::: DATA LINES

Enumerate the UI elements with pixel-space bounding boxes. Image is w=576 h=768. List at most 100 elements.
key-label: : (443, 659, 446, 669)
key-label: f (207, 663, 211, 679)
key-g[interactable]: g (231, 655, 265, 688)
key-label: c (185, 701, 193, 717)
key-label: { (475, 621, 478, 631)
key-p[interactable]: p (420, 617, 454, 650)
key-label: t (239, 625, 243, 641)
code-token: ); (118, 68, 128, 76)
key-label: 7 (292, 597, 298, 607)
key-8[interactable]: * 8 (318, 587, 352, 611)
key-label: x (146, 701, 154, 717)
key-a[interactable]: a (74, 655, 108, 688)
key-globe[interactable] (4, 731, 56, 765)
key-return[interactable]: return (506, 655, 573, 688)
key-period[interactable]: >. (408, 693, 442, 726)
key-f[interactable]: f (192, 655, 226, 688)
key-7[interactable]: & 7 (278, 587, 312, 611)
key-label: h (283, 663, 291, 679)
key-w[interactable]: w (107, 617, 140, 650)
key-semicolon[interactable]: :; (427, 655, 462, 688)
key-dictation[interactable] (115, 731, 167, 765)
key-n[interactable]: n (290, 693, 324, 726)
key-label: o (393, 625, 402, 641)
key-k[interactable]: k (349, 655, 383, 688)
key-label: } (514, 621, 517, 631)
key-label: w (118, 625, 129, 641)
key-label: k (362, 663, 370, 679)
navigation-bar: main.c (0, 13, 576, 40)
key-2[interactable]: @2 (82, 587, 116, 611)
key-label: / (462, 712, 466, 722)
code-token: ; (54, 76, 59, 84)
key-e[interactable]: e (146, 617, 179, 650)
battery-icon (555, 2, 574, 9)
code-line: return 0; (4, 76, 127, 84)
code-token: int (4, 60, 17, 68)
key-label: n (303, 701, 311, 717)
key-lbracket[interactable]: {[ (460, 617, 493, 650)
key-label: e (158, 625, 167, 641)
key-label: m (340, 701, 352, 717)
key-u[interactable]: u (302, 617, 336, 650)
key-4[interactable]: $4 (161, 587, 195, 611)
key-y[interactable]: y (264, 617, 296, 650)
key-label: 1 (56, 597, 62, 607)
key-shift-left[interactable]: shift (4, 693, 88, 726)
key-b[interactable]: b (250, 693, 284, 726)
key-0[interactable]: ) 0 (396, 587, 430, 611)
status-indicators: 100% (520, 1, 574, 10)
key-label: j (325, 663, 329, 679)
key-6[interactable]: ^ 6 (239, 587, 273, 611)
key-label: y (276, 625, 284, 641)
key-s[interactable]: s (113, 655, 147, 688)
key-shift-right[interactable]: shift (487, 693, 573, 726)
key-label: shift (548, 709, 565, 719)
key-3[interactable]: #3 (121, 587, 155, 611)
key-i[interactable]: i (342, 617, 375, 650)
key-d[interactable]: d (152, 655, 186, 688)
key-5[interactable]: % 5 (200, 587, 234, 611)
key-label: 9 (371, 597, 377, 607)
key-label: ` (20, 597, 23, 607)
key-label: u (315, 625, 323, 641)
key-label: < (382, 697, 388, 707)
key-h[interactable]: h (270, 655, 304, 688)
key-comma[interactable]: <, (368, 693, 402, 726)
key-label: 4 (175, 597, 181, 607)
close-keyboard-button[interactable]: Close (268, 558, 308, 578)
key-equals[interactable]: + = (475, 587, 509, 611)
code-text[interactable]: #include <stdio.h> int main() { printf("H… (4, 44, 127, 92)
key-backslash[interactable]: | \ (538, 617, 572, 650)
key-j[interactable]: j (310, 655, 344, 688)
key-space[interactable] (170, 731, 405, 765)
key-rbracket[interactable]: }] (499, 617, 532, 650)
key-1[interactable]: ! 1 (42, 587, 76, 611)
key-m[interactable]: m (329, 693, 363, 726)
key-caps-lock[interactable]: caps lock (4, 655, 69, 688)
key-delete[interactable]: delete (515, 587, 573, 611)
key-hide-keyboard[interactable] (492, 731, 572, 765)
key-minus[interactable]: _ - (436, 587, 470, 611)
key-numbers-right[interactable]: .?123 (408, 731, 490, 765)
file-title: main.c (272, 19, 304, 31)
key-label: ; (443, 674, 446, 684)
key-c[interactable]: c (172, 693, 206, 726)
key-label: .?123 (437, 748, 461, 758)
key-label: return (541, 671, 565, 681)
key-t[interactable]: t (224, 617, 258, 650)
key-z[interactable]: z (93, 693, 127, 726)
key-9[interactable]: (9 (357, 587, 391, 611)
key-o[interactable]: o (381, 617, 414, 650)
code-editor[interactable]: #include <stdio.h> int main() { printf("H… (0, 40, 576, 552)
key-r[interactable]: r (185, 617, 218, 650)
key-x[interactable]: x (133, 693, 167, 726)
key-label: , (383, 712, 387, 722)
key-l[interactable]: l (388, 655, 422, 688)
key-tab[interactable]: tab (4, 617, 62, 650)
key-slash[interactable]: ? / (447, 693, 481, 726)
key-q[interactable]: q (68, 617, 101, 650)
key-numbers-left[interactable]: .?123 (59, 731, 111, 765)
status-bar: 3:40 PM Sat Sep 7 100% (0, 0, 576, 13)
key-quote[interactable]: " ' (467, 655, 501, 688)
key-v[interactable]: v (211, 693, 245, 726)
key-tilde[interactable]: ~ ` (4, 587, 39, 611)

::::::

-- BRIEF --
Reproduce each line of the items above verbatim, without any changes.

-- WRITTEN ANSWER --
Enumerate the UI elements with pixel-space bounding boxes. Image is w=576 h=768. List at most 100 elements.
key-label: : (443, 659, 446, 669)
key-label: f (207, 663, 211, 679)
key-g[interactable]: g (231, 655, 265, 688)
key-label: c (185, 701, 193, 717)
key-label: { (475, 621, 478, 631)
key-p[interactable]: p (420, 617, 454, 650)
key-label: t (239, 625, 243, 641)
code-token: ); (118, 68, 128, 76)
key-label: 7 (292, 597, 298, 607)
key-8[interactable]: * 8 (318, 587, 352, 611)
key-label: x (146, 701, 154, 717)
key-a[interactable]: a (74, 655, 108, 688)
key-globe[interactable] (4, 731, 56, 765)
key-return[interactable]: return (506, 655, 573, 688)
key-period[interactable]: >. (408, 693, 442, 726)
key-f[interactable]: f (192, 655, 226, 688)
key-7[interactable]: & 7 (278, 587, 312, 611)
key-label: h (283, 663, 291, 679)
key-w[interactable]: w (107, 617, 140, 650)
key-semicolon[interactable]: :; (427, 655, 462, 688)
key-dictation[interactable] (115, 731, 167, 765)
key-n[interactable]: n (290, 693, 324, 726)
key-label: o (393, 625, 402, 641)
key-k[interactable]: k (349, 655, 383, 688)
key-label: } (514, 621, 517, 631)
key-label: w (118, 625, 129, 641)
key-label: k (362, 663, 370, 679)
navigation-bar: main.c (0, 13, 576, 40)
key-2[interactable]: @2 (82, 587, 116, 611)
key-label: / (462, 712, 466, 722)
code-token: ; (54, 76, 59, 84)
key-e[interactable]: e (146, 617, 179, 650)
battery-icon (555, 2, 574, 9)
code-line: return 0; (4, 76, 127, 84)
code-token: int (4, 60, 17, 68)
key-label: n (303, 701, 311, 717)
key-lbracket[interactable]: {[ (460, 617, 493, 650)
key-label: e (158, 625, 167, 641)
key-label: m (340, 701, 352, 717)
key-u[interactable]: u (302, 617, 336, 650)
key-4[interactable]: $4 (161, 587, 195, 611)
key-y[interactable]: y (264, 617, 296, 650)
key-label: 1 (56, 597, 62, 607)
key-shift-left[interactable]: shift (4, 693, 88, 726)
key-b[interactable]: b (250, 693, 284, 726)
key-0[interactable]: ) 0 (396, 587, 430, 611)
status-indicators: 100% (520, 1, 574, 10)
key-label: j (325, 663, 329, 679)
key-6[interactable]: ^ 6 (239, 587, 273, 611)
key-label: y (276, 625, 284, 641)
key-s[interactable]: s (113, 655, 147, 688)
key-shift-right[interactable]: shift (487, 693, 573, 726)
key-label: shift (548, 709, 565, 719)
key-3[interactable]: #3 (121, 587, 155, 611)
key-i[interactable]: i (342, 617, 375, 650)
key-d[interactable]: d (152, 655, 186, 688)
key-5[interactable]: % 5 (200, 587, 234, 611)
key-label: 9 (371, 597, 377, 607)
key-label: ` (20, 597, 23, 607)
key-label: u (315, 625, 323, 641)
key-label: < (382, 697, 388, 707)
key-h[interactable]: h (270, 655, 304, 688)
key-comma[interactable]: <, (368, 693, 402, 726)
key-label: 4 (175, 597, 181, 607)
close-keyboard-button[interactable]: Close (268, 558, 308, 578)
key-equals[interactable]: + = (475, 587, 509, 611)
code-text[interactable]: #include <stdio.h> int main() { printf("H… (4, 44, 127, 92)
key-backslash[interactable]: | \ (538, 617, 572, 650)
key-j[interactable]: j (310, 655, 344, 688)
key-space[interactable] (170, 731, 405, 765)
key-rbracket[interactable]: }] (499, 617, 532, 650)
key-1[interactable]: ! 1 (42, 587, 76, 611)
key-m[interactable]: m (329, 693, 363, 726)
key-caps-lock[interactable]: caps lock (4, 655, 69, 688)
key-delete[interactable]: delete (515, 587, 573, 611)
key-hide-keyboard[interactable] (492, 731, 572, 765)
key-minus[interactable]: _ - (436, 587, 470, 611)
key-numbers-right[interactable]: .?123 (408, 731, 490, 765)
file-title: main.c (272, 19, 304, 31)
key-label: ; (443, 674, 446, 684)
key-c[interactable]: c (172, 693, 206, 726)
key-label: .?123 (437, 748, 461, 758)
key-label: return (541, 671, 565, 681)
key-t[interactable]: t (224, 617, 258, 650)
key-z[interactable]: z (93, 693, 127, 726)
key-9[interactable]: (9 (357, 587, 391, 611)
key-o[interactable]: o (381, 617, 414, 650)
code-editor[interactable]: #include <stdio.h> int main() { printf("H… (0, 40, 576, 552)
key-r[interactable]: r (185, 617, 218, 650)
key-x[interactable]: x (133, 693, 167, 726)
key-label: , (383, 712, 387, 722)
key-l[interactable]: l (388, 655, 422, 688)
key-tab[interactable]: tab (4, 617, 62, 650)
key-slash[interactable]: ? / (447, 693, 481, 726)
key-q[interactable]: q (68, 617, 101, 650)
key-numbers-left[interactable]: .?123 (59, 731, 111, 765)
status-bar: 3:40 PM Sat Sep 7 100% (0, 0, 576, 13)
key-quote[interactable]: " ' (467, 655, 501, 688)
key-v[interactable]: v (211, 693, 245, 726)
key-tilde[interactable]: ~ ` (4, 587, 39, 611)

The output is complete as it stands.